Labeled region entries
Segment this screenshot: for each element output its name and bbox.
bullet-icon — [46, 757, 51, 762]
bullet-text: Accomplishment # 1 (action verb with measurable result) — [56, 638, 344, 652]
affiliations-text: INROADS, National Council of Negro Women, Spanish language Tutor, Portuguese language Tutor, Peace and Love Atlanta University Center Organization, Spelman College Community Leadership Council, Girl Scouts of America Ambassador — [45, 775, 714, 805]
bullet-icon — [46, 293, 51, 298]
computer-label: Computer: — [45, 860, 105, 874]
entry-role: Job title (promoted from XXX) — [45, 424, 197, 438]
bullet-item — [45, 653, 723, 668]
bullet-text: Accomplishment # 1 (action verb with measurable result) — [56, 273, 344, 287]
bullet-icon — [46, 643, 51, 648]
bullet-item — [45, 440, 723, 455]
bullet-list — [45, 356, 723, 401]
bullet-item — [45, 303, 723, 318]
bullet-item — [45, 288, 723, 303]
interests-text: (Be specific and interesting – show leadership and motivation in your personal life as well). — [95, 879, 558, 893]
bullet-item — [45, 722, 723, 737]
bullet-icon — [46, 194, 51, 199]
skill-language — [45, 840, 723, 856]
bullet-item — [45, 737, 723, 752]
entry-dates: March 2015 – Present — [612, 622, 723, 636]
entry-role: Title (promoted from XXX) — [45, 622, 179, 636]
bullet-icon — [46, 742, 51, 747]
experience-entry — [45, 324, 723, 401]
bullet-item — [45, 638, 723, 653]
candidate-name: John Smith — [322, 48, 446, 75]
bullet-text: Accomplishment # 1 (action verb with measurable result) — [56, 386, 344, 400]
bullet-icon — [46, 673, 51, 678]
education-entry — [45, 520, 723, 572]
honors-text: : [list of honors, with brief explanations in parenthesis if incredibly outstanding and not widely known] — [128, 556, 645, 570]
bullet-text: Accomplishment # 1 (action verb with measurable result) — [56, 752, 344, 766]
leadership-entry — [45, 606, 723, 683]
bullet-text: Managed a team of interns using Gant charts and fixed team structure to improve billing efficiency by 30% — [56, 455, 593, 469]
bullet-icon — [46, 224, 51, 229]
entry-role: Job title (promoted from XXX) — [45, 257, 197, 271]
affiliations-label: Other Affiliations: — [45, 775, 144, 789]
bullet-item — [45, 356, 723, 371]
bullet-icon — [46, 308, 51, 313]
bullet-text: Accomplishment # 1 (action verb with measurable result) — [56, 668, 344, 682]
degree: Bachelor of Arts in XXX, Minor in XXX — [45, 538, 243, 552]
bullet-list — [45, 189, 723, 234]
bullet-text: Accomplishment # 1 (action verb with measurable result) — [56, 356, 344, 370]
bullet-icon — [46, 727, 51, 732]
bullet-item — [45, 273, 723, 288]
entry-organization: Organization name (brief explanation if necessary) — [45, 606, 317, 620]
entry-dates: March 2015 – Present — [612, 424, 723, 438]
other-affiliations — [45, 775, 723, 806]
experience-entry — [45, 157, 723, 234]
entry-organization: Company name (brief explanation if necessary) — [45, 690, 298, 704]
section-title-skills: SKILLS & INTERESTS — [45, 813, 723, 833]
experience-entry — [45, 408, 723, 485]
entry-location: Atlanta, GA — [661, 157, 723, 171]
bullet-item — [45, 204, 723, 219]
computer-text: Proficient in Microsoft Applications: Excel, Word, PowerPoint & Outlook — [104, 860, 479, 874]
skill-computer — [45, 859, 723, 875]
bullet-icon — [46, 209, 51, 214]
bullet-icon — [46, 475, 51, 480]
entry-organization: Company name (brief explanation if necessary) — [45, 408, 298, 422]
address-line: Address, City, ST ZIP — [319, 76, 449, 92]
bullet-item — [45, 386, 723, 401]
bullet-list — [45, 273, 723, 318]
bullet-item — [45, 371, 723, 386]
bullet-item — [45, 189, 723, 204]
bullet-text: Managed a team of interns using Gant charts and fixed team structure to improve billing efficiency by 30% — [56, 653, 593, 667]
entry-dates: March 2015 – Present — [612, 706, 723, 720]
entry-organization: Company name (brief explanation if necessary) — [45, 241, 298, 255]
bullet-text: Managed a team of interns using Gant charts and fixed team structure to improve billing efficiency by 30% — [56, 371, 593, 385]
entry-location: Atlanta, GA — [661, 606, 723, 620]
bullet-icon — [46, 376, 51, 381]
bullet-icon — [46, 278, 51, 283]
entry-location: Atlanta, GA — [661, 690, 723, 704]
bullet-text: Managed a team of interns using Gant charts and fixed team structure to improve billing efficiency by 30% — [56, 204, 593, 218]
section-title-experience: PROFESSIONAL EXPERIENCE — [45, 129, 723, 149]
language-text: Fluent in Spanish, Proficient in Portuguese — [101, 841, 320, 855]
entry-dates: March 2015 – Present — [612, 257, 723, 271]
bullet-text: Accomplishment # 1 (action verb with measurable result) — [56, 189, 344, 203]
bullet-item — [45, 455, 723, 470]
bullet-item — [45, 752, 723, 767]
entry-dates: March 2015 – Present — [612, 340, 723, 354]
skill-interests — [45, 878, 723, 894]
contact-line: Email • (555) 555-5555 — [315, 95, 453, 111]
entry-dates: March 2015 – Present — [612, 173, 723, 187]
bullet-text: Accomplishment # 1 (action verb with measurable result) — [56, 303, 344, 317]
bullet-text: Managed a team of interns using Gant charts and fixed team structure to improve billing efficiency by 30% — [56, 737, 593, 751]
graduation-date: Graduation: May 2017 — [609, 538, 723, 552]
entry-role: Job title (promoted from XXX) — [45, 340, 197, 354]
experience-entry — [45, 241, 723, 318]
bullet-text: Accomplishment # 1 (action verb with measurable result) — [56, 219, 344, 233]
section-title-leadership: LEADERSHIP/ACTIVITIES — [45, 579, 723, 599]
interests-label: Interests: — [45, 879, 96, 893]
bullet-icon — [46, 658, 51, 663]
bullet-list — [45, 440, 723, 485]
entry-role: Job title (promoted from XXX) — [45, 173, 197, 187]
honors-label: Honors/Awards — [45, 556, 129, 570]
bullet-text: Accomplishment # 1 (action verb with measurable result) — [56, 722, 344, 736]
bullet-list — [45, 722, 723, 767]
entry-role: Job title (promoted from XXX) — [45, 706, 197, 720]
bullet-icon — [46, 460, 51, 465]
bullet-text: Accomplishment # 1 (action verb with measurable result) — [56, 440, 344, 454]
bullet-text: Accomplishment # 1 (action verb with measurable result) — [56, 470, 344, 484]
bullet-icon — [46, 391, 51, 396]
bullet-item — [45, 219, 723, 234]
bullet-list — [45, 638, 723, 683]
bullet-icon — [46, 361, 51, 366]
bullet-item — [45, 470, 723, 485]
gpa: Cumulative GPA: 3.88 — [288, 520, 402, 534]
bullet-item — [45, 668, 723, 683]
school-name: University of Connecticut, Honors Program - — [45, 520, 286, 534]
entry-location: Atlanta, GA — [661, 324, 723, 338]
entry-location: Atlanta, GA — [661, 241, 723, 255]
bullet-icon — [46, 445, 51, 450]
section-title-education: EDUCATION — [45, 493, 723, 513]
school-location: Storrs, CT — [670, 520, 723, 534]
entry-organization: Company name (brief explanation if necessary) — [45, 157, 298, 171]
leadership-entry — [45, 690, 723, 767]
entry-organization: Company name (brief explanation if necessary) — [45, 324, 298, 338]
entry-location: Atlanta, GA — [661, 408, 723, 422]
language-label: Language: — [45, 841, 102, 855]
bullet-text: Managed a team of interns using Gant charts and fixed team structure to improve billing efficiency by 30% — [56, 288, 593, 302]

## Goal
Copy these lines word for word, covering every one of them.

## Solution for this problem
Segment this screenshot: for each element output its name and bbox.
bullet-icon — [46, 757, 51, 762]
bullet-text: Accomplishment # 1 (action verb with measurable result) — [56, 638, 344, 652]
affiliations-text: INROADS, National Council of Negro Women, Spanish language Tutor, Portuguese language Tutor, Peace and Love Atlanta University Center Organization, Spelman College Community Leadership Council, Girl Scouts of America Ambassador — [45, 775, 714, 805]
bullet-icon — [46, 293, 51, 298]
computer-label: Computer: — [45, 860, 105, 874]
entry-role: Job title (promoted from XXX) — [45, 424, 197, 438]
bullet-item — [45, 653, 723, 668]
bullet-text: Accomplishment # 1 (action verb with measurable result) — [56, 273, 344, 287]
bullet-icon — [46, 643, 51, 648]
bullet-item — [45, 440, 723, 455]
bullet-list — [45, 356, 723, 401]
bullet-item — [45, 303, 723, 318]
bullet-item — [45, 288, 723, 303]
interests-text: (Be specific and interesting – show leadership and motivation in your personal life as well). — [95, 879, 558, 893]
bullet-item — [45, 722, 723, 737]
bullet-icon — [46, 194, 51, 199]
skill-language — [45, 840, 723, 856]
bullet-item — [45, 737, 723, 752]
entry-dates: March 2015 – Present — [612, 622, 723, 636]
entry-role: Title (promoted from XXX) — [45, 622, 179, 636]
bullet-icon — [46, 742, 51, 747]
experience-entry — [45, 324, 723, 401]
bullet-item — [45, 638, 723, 653]
candidate-name: John Smith — [322, 48, 446, 75]
bullet-text: Accomplishment # 1 (action verb with measurable result) — [56, 386, 344, 400]
bullet-icon — [46, 673, 51, 678]
education-entry — [45, 520, 723, 572]
honors-text: : [list of honors, with brief explanations in parenthesis if incredibly outstanding and not widely known] — [128, 556, 645, 570]
bullet-text: Accomplishment # 1 (action verb with measurable result) — [56, 752, 344, 766]
leadership-entry — [45, 606, 723, 683]
bullet-text: Managed a team of interns using Gant charts and fixed team structure to improve billing efficiency by 30% — [56, 455, 593, 469]
bullet-icon — [46, 224, 51, 229]
entry-role: Job title (promoted from XXX) — [45, 257, 197, 271]
affiliations-label: Other Affiliations: — [45, 775, 144, 789]
bullet-item — [45, 356, 723, 371]
bullet-icon — [46, 308, 51, 313]
bullet-text: Accomplishment # 1 (action verb with measurable result) — [56, 668, 344, 682]
degree: Bachelor of Arts in XXX, Minor in XXX — [45, 538, 243, 552]
bullet-list — [45, 189, 723, 234]
bullet-text: Accomplishment # 1 (action verb with measurable result) — [56, 356, 344, 370]
bullet-icon — [46, 727, 51, 732]
bullet-item — [45, 273, 723, 288]
entry-organization: Organization name (brief explanation if necessary) — [45, 606, 317, 620]
entry-dates: March 2015 – Present — [612, 424, 723, 438]
other-affiliations — [45, 775, 723, 806]
experience-entry — [45, 157, 723, 234]
entry-organization: Company name (brief explanation if necessary) — [45, 690, 298, 704]
section-title-skills: SKILLS & INTERESTS — [45, 813, 723, 833]
experience-entry — [45, 408, 723, 485]
entry-location: Atlanta, GA — [661, 157, 723, 171]
bullet-item — [45, 204, 723, 219]
computer-text: Proficient in Microsoft Applications: Excel, Word, PowerPoint & Outlook — [104, 860, 479, 874]
skill-computer — [45, 859, 723, 875]
bullet-icon — [46, 209, 51, 214]
bullet-icon — [46, 475, 51, 480]
entry-organization: Company name (brief explanation if necessary) — [45, 408, 298, 422]
address-line: Address, City, ST ZIP — [319, 76, 449, 92]
bullet-item — [45, 386, 723, 401]
bullet-list — [45, 273, 723, 318]
bullet-item — [45, 371, 723, 386]
bullet-item — [45, 189, 723, 204]
bullet-text: Managed a team of interns using Gant charts and fixed team structure to improve billing efficiency by 30% — [56, 653, 593, 667]
entry-dates: March 2015 – Present — [612, 706, 723, 720]
entry-organization: Company name (brief explanation if necessary) — [45, 241, 298, 255]
bullet-text: Managed a team of interns using Gant charts and fixed team structure to improve billing efficiency by 30% — [56, 371, 593, 385]
entry-location: Atlanta, GA — [661, 606, 723, 620]
bullet-icon — [46, 376, 51, 381]
bullet-icon — [46, 278, 51, 283]
entry-location: Atlanta, GA — [661, 690, 723, 704]
bullet-text: Managed a team of interns using Gant charts and fixed team structure to improve billing efficiency by 30% — [56, 204, 593, 218]
section-title-experience: PROFESSIONAL EXPERIENCE — [45, 129, 723, 149]
language-text: Fluent in Spanish, Proficient in Portuguese — [101, 841, 320, 855]
entry-dates: March 2015 – Present — [612, 257, 723, 271]
bullet-text: Accomplishment # 1 (action verb with measurable result) — [56, 189, 344, 203]
bullet-item — [45, 455, 723, 470]
bullet-item — [45, 752, 723, 767]
entry-dates: March 2015 – Present — [612, 340, 723, 354]
skill-interests — [45, 878, 723, 894]
contact-line: Email • (555) 555-5555 — [315, 95, 453, 111]
entry-dates: March 2015 – Present — [612, 173, 723, 187]
bullet-text: Accomplishment # 1 (action verb with measurable result) — [56, 303, 344, 317]
bullet-text: Managed a team of interns using Gant charts and fixed team structure to improve billing efficiency by 30% — [56, 737, 593, 751]
graduation-date: Graduation: May 2017 — [609, 538, 723, 552]
entry-role: Job title (promoted from XXX) — [45, 340, 197, 354]
experience-entry — [45, 241, 723, 318]
bullet-text: Accomplishment # 1 (action verb with measurable result) — [56, 219, 344, 233]
section-title-leadership: LEADERSHIP/ACTIVITIES — [45, 579, 723, 599]
interests-label: Interests: — [45, 879, 96, 893]
bullet-icon — [46, 658, 51, 663]
bullet-list — [45, 440, 723, 485]
entry-role: Job title (promoted from XXX) — [45, 173, 197, 187]
honors-label: Honors/Awards — [45, 556, 129, 570]
bullet-text: Accomplishment # 1 (action verb with measurable result) — [56, 722, 344, 736]
bullet-list — [45, 722, 723, 767]
entry-role: Job title (promoted from XXX) — [45, 706, 197, 720]
bullet-icon — [46, 460, 51, 465]
bullet-text: Accomplishment # 1 (action verb with measurable result) — [56, 440, 344, 454]
bullet-text: Accomplishment # 1 (action verb with measurable result) — [56, 470, 344, 484]
bullet-icon — [46, 391, 51, 396]
bullet-item — [45, 219, 723, 234]
bullet-list — [45, 638, 723, 683]
bullet-icon — [46, 361, 51, 366]
bullet-item — [45, 470, 723, 485]
gpa: Cumulative GPA: 3.88 — [288, 520, 402, 534]
bullet-item — [45, 668, 723, 683]
school-name: University of Connecticut, Honors Program - — [45, 520, 286, 534]
entry-location: Atlanta, GA — [661, 324, 723, 338]
entry-location: Atlanta, GA — [661, 241, 723, 255]
bullet-icon — [46, 445, 51, 450]
section-title-education: EDUCATION — [45, 493, 723, 513]
school-location: Storrs, CT — [670, 520, 723, 534]
entry-organization: Company name (brief explanation if necessary) — [45, 157, 298, 171]
leadership-entry — [45, 690, 723, 767]
entry-organization: Company name (brief explanation if necessary) — [45, 324, 298, 338]
entry-location: Atlanta, GA — [661, 408, 723, 422]
language-label: Language: — [45, 841, 102, 855]
bullet-text: Managed a team of interns using Gant charts and fixed team structure to improve billing efficiency by 30% — [56, 288, 593, 302]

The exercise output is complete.